WRITTEN TASK. Write out all records as given; omit images.

******************************

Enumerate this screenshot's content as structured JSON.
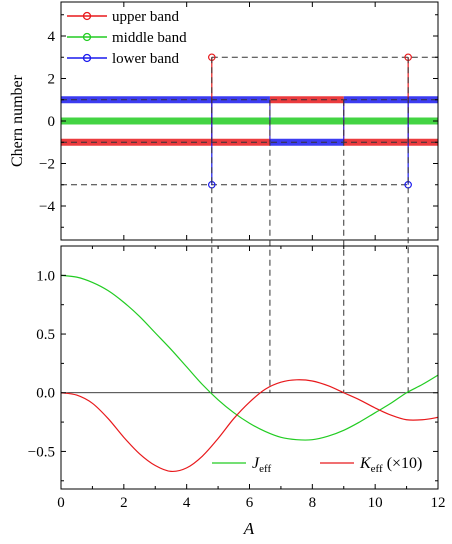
{
  "chart_data": [
    {
      "type": "line",
      "ylabel": "Chern number",
      "xlim": [
        0,
        12
      ],
      "ylim": [
        -5.6,
        5.6
      ],
      "yticks": [
        -4,
        -2,
        0,
        2,
        4
      ],
      "legend": {
        "placement": "top-left",
        "entries": [
          {
            "label": "upper band",
            "color": "#e8191c"
          },
          {
            "label": "middle band",
            "color": "#22cc22"
          },
          {
            "label": "lower band",
            "color": "#1a1aee"
          }
        ]
      },
      "series": [
        {
          "name": "upper band",
          "color": "#e8191c",
          "segments": [
            {
              "x": [
                0,
                4.8
              ],
              "y": -1
            },
            {
              "x": [
                4.8,
                6.65
              ],
              "y": -1
            },
            {
              "x": [
                6.65,
                9.0
              ],
              "y": 1
            },
            {
              "x": [
                9.0,
                11.05
              ],
              "y": -1
            },
            {
              "x": [
                11.05,
                12
              ],
              "y": -1
            }
          ],
          "spikes": [
            {
              "x": 4.8,
              "y": 3
            },
            {
              "x": 11.05,
              "y": 3
            }
          ]
        },
        {
          "name": "middle band",
          "color": "#22cc22",
          "segments": [
            {
              "x": [
                0,
                12
              ],
              "y": 0
            }
          ],
          "spikes": []
        },
        {
          "name": "lower band",
          "color": "#1a1aee",
          "segments": [
            {
              "x": [
                0,
                4.8
              ],
              "y": 1
            },
            {
              "x": [
                4.8,
                6.65
              ],
              "y": 1
            },
            {
              "x": [
                6.65,
                9.0
              ],
              "y": -1
            },
            {
              "x": [
                9.0,
                11.05
              ],
              "y": 1
            },
            {
              "x": [
                11.05,
                12
              ],
              "y": 1
            }
          ],
          "spikes": [
            {
              "x": 4.8,
              "y": -3
            },
            {
              "x": 11.05,
              "y": -3
            }
          ]
        }
      ],
      "dashed_levels": [
        {
          "y": 3,
          "x": [
            4.8,
            12
          ]
        },
        {
          "y": -3,
          "x": [
            0,
            11.05
          ]
        },
        {
          "y": 1,
          "x": [
            0,
            12
          ]
        },
        {
          "y": -1,
          "x": [
            0,
            12
          ]
        }
      ]
    },
    {
      "type": "line",
      "xlabel": "A",
      "xlim": [
        0,
        12
      ],
      "ylim": [
        -0.82,
        1.25
      ],
      "xticks": [
        0,
        2,
        4,
        6,
        8,
        10,
        12
      ],
      "yticks": [
        -0.5,
        0.0,
        0.5,
        1.0
      ],
      "ytick_labels": [
        "−0.5",
        "0.0",
        "0.5",
        "1.0"
      ],
      "zero_line": true,
      "legend": {
        "placement": "bottom-right",
        "entries": [
          {
            "label_main": "J",
            "label_sub": "eff",
            "label_suffix": "",
            "color": "#22cc22"
          },
          {
            "label_main": "K",
            "label_sub": "eff",
            "label_suffix": " (×10)",
            "color": "#e8191c"
          }
        ]
      },
      "series": [
        {
          "name": "J_eff",
          "color": "#22cc22",
          "x": [
            0,
            0.5,
            1,
            1.5,
            2,
            2.5,
            3,
            3.5,
            4,
            4.5,
            5,
            5.5,
            6,
            6.5,
            7,
            7.5,
            8,
            8.5,
            9,
            9.5,
            10,
            10.5,
            11,
            11.5,
            12
          ],
          "y": [
            1.0,
            0.985,
            0.94,
            0.87,
            0.77,
            0.65,
            0.51,
            0.37,
            0.22,
            0.07,
            -0.06,
            -0.17,
            -0.26,
            -0.33,
            -0.38,
            -0.4,
            -0.4,
            -0.37,
            -0.32,
            -0.25,
            -0.17,
            -0.09,
            0.0,
            0.07,
            0.15
          ]
        },
        {
          "name": "K_eff (×10)",
          "color": "#e8191c",
          "x": [
            0,
            0.5,
            1,
            1.5,
            2,
            2.5,
            3,
            3.5,
            4,
            4.5,
            5,
            5.5,
            6,
            6.5,
            7,
            7.5,
            8,
            8.5,
            9,
            9.5,
            10,
            10.5,
            11,
            11.5,
            12
          ],
          "y": [
            0.0,
            -0.02,
            -0.09,
            -0.22,
            -0.38,
            -0.52,
            -0.62,
            -0.67,
            -0.64,
            -0.54,
            -0.39,
            -0.22,
            -0.08,
            0.03,
            0.09,
            0.11,
            0.1,
            0.06,
            0.0,
            -0.06,
            -0.13,
            -0.19,
            -0.23,
            -0.23,
            -0.21
          ]
        }
      ],
      "vertical_dashes": [
        4.8,
        6.65,
        9.0,
        11.05
      ]
    }
  ]
}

******************************

WRITTEN ANSWER.
Enumerate this screenshot's content as structured JSON.
{
  "chart_data": [
    {
      "type": "line",
      "ylabel": "Chern number",
      "xlim": [
        0,
        12
      ],
      "ylim": [
        -5.6,
        5.6
      ],
      "yticks": [
        -4,
        -2,
        0,
        2,
        4
      ],
      "legend": {
        "placement": "top-left",
        "entries": [
          {
            "label": "upper band",
            "color": "#e8191c"
          },
          {
            "label": "middle band",
            "color": "#22cc22"
          },
          {
            "label": "lower band",
            "color": "#1a1aee"
          }
        ]
      },
      "series": [
        {
          "name": "upper band",
          "color": "#e8191c",
          "segments": [
            {
              "x": [
                0,
                4.8
              ],
              "y": -1
            },
            {
              "x": [
                4.8,
                6.65
              ],
              "y": -1
            },
            {
              "x": [
                6.65,
                9.0
              ],
              "y": 1
            },
            {
              "x": [
                9.0,
                11.05
              ],
              "y": -1
            },
            {
              "x": [
                11.05,
                12
              ],
              "y": -1
            }
          ],
          "spikes": [
            {
              "x": 4.8,
              "y": 3
            },
            {
              "x": 11.05,
              "y": 3
            }
          ]
        },
        {
          "name": "middle band",
          "color": "#22cc22",
          "segments": [
            {
              "x": [
                0,
                12
              ],
              "y": 0
            }
          ],
          "spikes": []
        },
        {
          "name": "lower band",
          "color": "#1a1aee",
          "segments": [
            {
              "x": [
                0,
                4.8
              ],
              "y": 1
            },
            {
              "x": [
                4.8,
                6.65
              ],
              "y": 1
            },
            {
              "x": [
                6.65,
                9.0
              ],
              "y": -1
            },
            {
              "x": [
                9.0,
                11.05
              ],
              "y": 1
            },
            {
              "x": [
                11.05,
                12
              ],
              "y": 1
            }
          ],
          "spikes": [
            {
              "x": 4.8,
              "y": -3
            },
            {
              "x": 11.05,
              "y": -3
            }
          ]
        }
      ],
      "dashed_levels": [
        {
          "y": 3,
          "x": [
            4.8,
            12
          ]
        },
        {
          "y": -3,
          "x": [
            0,
            11.05
          ]
        },
        {
          "y": 1,
          "x": [
            0,
            12
          ]
        },
        {
          "y": -1,
          "x": [
            0,
            12
          ]
        }
      ]
    },
    {
      "type": "line",
      "xlabel": "A",
      "xlim": [
        0,
        12
      ],
      "ylim": [
        -0.82,
        1.25
      ],
      "xticks": [
        0,
        2,
        4,
        6,
        8,
        10,
        12
      ],
      "yticks": [
        -0.5,
        0.0,
        0.5,
        1.0
      ],
      "ytick_labels": [
        "−0.5",
        "0.0",
        "0.5",
        "1.0"
      ],
      "zero_line": true,
      "legend": {
        "placement": "bottom-right",
        "entries": [
          {
            "label_main": "J",
            "label_sub": "eff",
            "label_suffix": "",
            "color": "#22cc22"
          },
          {
            "label_main": "K",
            "label_sub": "eff",
            "label_suffix": " (×10)",
            "color": "#e8191c"
          }
        ]
      },
      "series": [
        {
          "name": "J_eff",
          "color": "#22cc22",
          "x": [
            0,
            0.5,
            1,
            1.5,
            2,
            2.5,
            3,
            3.5,
            4,
            4.5,
            5,
            5.5,
            6,
            6.5,
            7,
            7.5,
            8,
            8.5,
            9,
            9.5,
            10,
            10.5,
            11,
            11.5,
            12
          ],
          "y": [
            1.0,
            0.985,
            0.94,
            0.87,
            0.77,
            0.65,
            0.51,
            0.37,
            0.22,
            0.07,
            -0.06,
            -0.17,
            -0.26,
            -0.33,
            -0.38,
            -0.4,
            -0.4,
            -0.37,
            -0.32,
            -0.25,
            -0.17,
            -0.09,
            0.0,
            0.07,
            0.15
          ]
        },
        {
          "name": "K_eff (×10)",
          "color": "#e8191c",
          "x": [
            0,
            0.5,
            1,
            1.5,
            2,
            2.5,
            3,
            3.5,
            4,
            4.5,
            5,
            5.5,
            6,
            6.5,
            7,
            7.5,
            8,
            8.5,
            9,
            9.5,
            10,
            10.5,
            11,
            11.5,
            12
          ],
          "y": [
            0.0,
            -0.02,
            -0.09,
            -0.22,
            -0.38,
            -0.52,
            -0.62,
            -0.67,
            -0.64,
            -0.54,
            -0.39,
            -0.22,
            -0.08,
            0.03,
            0.09,
            0.11,
            0.1,
            0.06,
            0.0,
            -0.06,
            -0.13,
            -0.19,
            -0.23,
            -0.23,
            -0.21
          ]
        }
      ],
      "vertical_dashes": [
        4.8,
        6.65,
        9.0,
        11.05
      ]
    }
  ]
}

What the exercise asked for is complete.